- Exercise -
Drop the pictures, then extract the listing word for word.

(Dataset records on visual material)

* Start *

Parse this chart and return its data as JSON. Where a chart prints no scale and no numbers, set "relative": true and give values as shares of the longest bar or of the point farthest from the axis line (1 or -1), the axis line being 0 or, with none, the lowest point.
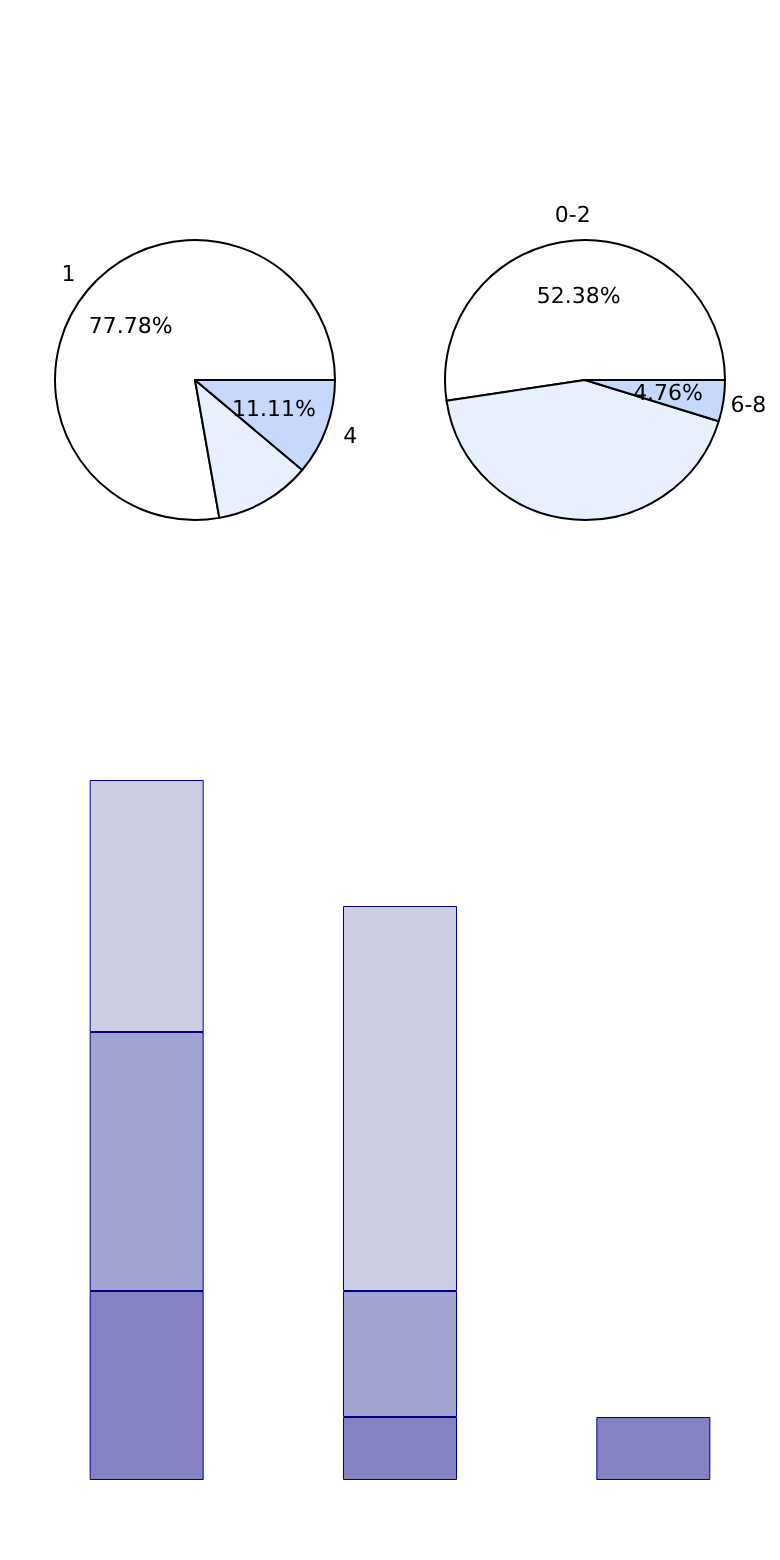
{
  "chart_data": [
    {
      "type": "pie",
      "categories": [
        "1",
        null,
        "4"
      ],
      "values": [
        77.78,
        11.11,
        11.11
      ],
      "colors": [
        "#ffffff",
        "#e8f0fd",
        "#c6d9fd"
      ],
      "value_labels": [
        "77.78%",
        null,
        "11.11%"
      ]
    },
    {
      "type": "pie",
      "categories": [
        "0-2",
        null,
        "6-8"
      ],
      "values": [
        52.38,
        42.86,
        4.76
      ],
      "colors": [
        "#ffffff",
        "#e8f0fd",
        "#c6d9fd"
      ],
      "value_labels": [
        "52.38%",
        null,
        "4.76%"
      ]
    },
    {
      "type": "bar",
      "relative": true,
      "stacked": true,
      "categories": [
        null,
        null,
        null
      ],
      "series": [
        {
          "color": "#8482c2",
          "values": [
            0.27,
            0.09,
            0.09
          ]
        },
        {
          "color": "#a2a4d2",
          "values": [
            0.37,
            0.18,
            0
          ]
        },
        {
          "color": "#cccde4",
          "values": [
            0.36,
            0.55,
            0
          ]
        }
      ]
    }
  ]
}
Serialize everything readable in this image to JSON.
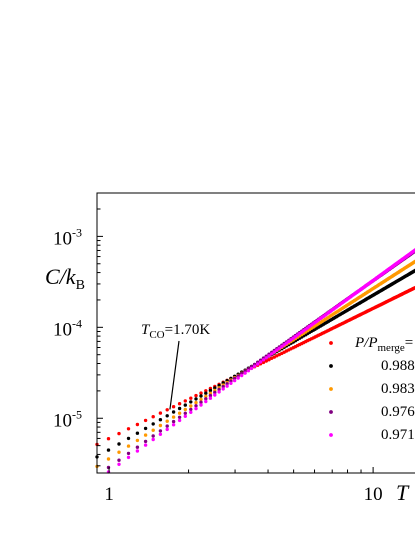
{
  "chart_data": {
    "type": "scatter",
    "xscale": "log",
    "yscale": "log",
    "xlim": [
      0.9,
      16
    ],
    "ylim": [
      2.5e-06,
      0.003
    ],
    "grid": false,
    "legend_position": "right",
    "legend_title_main": "P/P",
    "legend_title_sub": "merge",
    "legend_title_suffix": "=",
    "ylabel_main": "C/k",
    "ylabel_sub": "B",
    "xlabel": "T",
    "xticks": [
      {
        "value": 1,
        "label": "1"
      },
      {
        "value": 10,
        "label": "10"
      }
    ],
    "yticks": [
      {
        "value": 1e-05,
        "base": "10",
        "exp": "-5"
      },
      {
        "value": 0.0001,
        "base": "10",
        "exp": "-4"
      },
      {
        "value": 0.001,
        "base": "10",
        "exp": "-3"
      }
    ],
    "annotation": {
      "main": "T",
      "sub": "CO",
      "value": "=1.70K",
      "point": {
        "x": 1.7,
        "y": 1.25e-05
      }
    },
    "series": [
      {
        "name": "",
        "color": "#ff0000",
        "y_at_1": 6e-06,
        "exponent": 1.43
      },
      {
        "name": "0.988",
        "color": "#000000",
        "y_at_1": 4.5e-06,
        "exponent": 1.7
      },
      {
        "name": "0.983",
        "color": "#ff9900",
        "y_at_1": 3.6e-06,
        "exponent": 1.87
      },
      {
        "name": "0.976",
        "color": "#800080",
        "y_at_1": 2.9e-06,
        "exponent": 2.05
      },
      {
        "name": "0.971",
        "color": "#ff00ff",
        "y_at_1": 2.6e-06,
        "exponent": 2.1
      }
    ]
  }
}
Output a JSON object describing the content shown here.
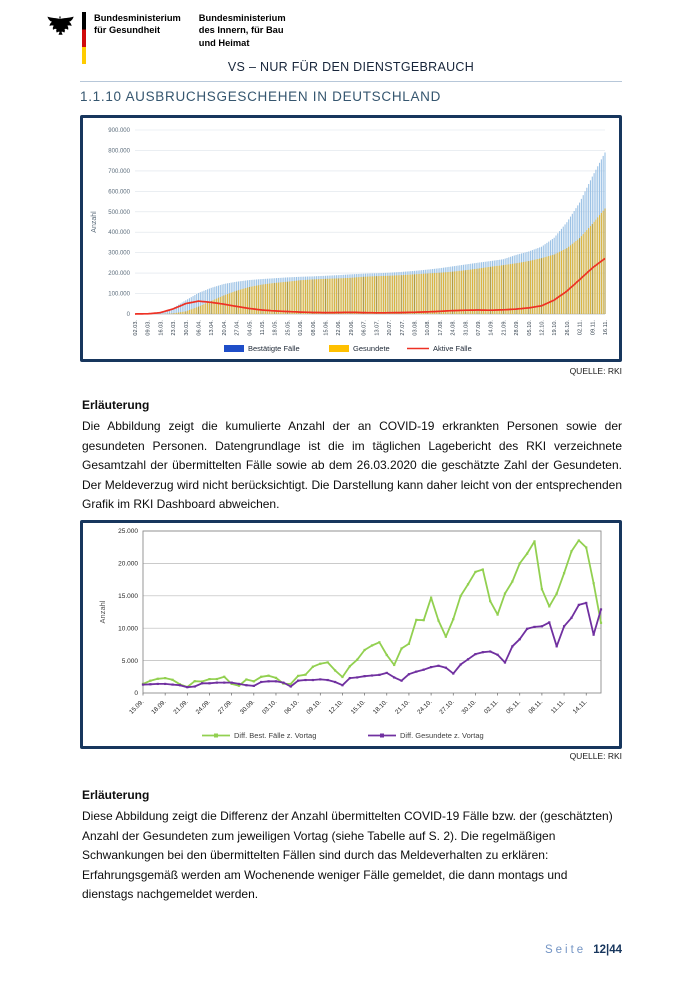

* End *

- Solution for this problem -
Parse this chart and return its data as JSON. Where a chart prints no scale and no numbers, set "relative": true and give values as shares of the longest bar or of the point farthest from the axis line (1 or -1), the axis line being 0 or, with none, the lowest point.
{
  "chart_data": [
    {
      "type": "pie",
      "categories": [
        "1",
        null,
        "4"
      ],
      "values": [
        77.78,
        11.11,
        11.11
      ],
      "colors": [
        "#ffffff",
        "#e8f0fd",
        "#c6d9fd"
      ],
      "value_labels": [
        "77.78%",
        null,
        "11.11%"
      ]
    },
    {
      "type": "pie",
      "categories": [
        "0-2",
        null,
        "6-8"
      ],
      "values": [
        52.38,
        42.86,
        4.76
      ],
      "colors": [
        "#ffffff",
        "#e8f0fd",
        "#c6d9fd"
      ],
      "value_labels": [
        "52.38%",
        null,
        "4.76%"
      ]
    },
    {
      "type": "bar",
      "relative": true,
      "stacked": true,
      "categories": [
        null,
        null,
        null
      ],
      "series": [
        {
          "color": "#8482c2",
          "values": [
            0.27,
            0.09,
            0.09
          ]
        },
        {
          "color": "#a2a4d2",
          "values": [
            0.37,
            0.18,
            0
          ]
        },
        {
          "color": "#cccde4",
          "values": [
            0.36,
            0.55,
            0
          ]
        }
      ]
    }
  ]
}
Serialize everything readable in this image to JSON.
{
  "chart_data": {
    "type": "scatter",
    "xscale": "log",
    "yscale": "log",
    "xlim": [
      0.9,
      16
    ],
    "ylim": [
      2.5e-06,
      0.003
    ],
    "grid": false,
    "legend_position": "right",
    "legend_title_main": "P/P",
    "legend_title_sub": "merge",
    "legend_title_suffix": "=",
    "ylabel_main": "C/k",
    "ylabel_sub": "B",
    "xlabel": "T",
    "xticks": [
      {
        "value": 1,
        "label": "1"
      },
      {
        "value": 10,
        "label": "10"
      }
    ],
    "yticks": [
      {
        "value": 1e-05,
        "base": "10",
        "exp": "-5"
      },
      {
        "value": 0.0001,
        "base": "10",
        "exp": "-4"
      },
      {
        "value": 0.001,
        "base": "10",
        "exp": "-3"
      }
    ],
    "annotation": {
      "main": "T",
      "sub": "CO",
      "value": "=1.70K",
      "point": {
        "x": 1.7,
        "y": 1.25e-05
      }
    },
    "series": [
      {
        "name": "",
        "color": "#ff0000",
        "y_at_1": 6e-06,
        "exponent": 1.43
      },
      {
        "name": "0.988",
        "color": "#000000",
        "y_at_1": 4.5e-06,
        "exponent": 1.7
      },
      {
        "name": "0.983",
        "color": "#ff9900",
        "y_at_1": 3.6e-06,
        "exponent": 1.87
      },
      {
        "name": "0.976",
        "color": "#800080",
        "y_at_1": 2.9e-06,
        "exponent": 2.05
      },
      {
        "name": "0.971",
        "color": "#ff00ff",
        "y_at_1": 2.6e-06,
        "exponent": 2.1
      }
    ]
  }
}
Output a JSON object describing the content shown here.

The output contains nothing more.